**Exercise goal:**
Report only the number of lines that hold the word "уведомление".

(Dataset entries)
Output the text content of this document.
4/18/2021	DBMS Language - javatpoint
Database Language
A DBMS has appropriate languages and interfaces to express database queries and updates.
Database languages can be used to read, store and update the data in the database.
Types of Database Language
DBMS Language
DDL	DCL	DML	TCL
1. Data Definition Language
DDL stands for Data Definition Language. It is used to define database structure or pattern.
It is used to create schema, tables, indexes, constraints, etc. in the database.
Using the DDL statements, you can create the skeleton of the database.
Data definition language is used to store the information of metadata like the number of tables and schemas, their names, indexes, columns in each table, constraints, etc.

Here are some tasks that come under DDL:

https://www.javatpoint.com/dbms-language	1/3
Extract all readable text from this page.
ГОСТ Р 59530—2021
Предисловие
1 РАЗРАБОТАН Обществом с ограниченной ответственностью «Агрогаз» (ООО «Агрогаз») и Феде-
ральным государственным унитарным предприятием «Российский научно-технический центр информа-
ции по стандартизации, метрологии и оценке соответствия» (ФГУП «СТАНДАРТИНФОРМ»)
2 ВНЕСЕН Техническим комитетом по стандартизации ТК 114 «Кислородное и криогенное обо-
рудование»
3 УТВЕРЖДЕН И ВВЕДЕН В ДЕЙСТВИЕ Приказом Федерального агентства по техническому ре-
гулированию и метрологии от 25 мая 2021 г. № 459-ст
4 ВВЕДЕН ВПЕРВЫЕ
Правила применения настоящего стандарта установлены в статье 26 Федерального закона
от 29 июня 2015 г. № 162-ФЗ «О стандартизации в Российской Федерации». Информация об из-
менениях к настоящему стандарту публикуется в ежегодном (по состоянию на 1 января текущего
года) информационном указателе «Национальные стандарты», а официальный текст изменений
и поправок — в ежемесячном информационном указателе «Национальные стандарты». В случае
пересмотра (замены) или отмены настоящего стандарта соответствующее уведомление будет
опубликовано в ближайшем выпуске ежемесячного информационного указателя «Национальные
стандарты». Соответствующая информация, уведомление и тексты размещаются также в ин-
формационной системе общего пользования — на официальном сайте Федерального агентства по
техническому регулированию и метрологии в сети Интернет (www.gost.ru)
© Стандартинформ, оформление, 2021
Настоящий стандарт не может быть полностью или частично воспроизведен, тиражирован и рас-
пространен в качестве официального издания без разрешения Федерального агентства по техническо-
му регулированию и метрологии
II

**Exercise answer:**
2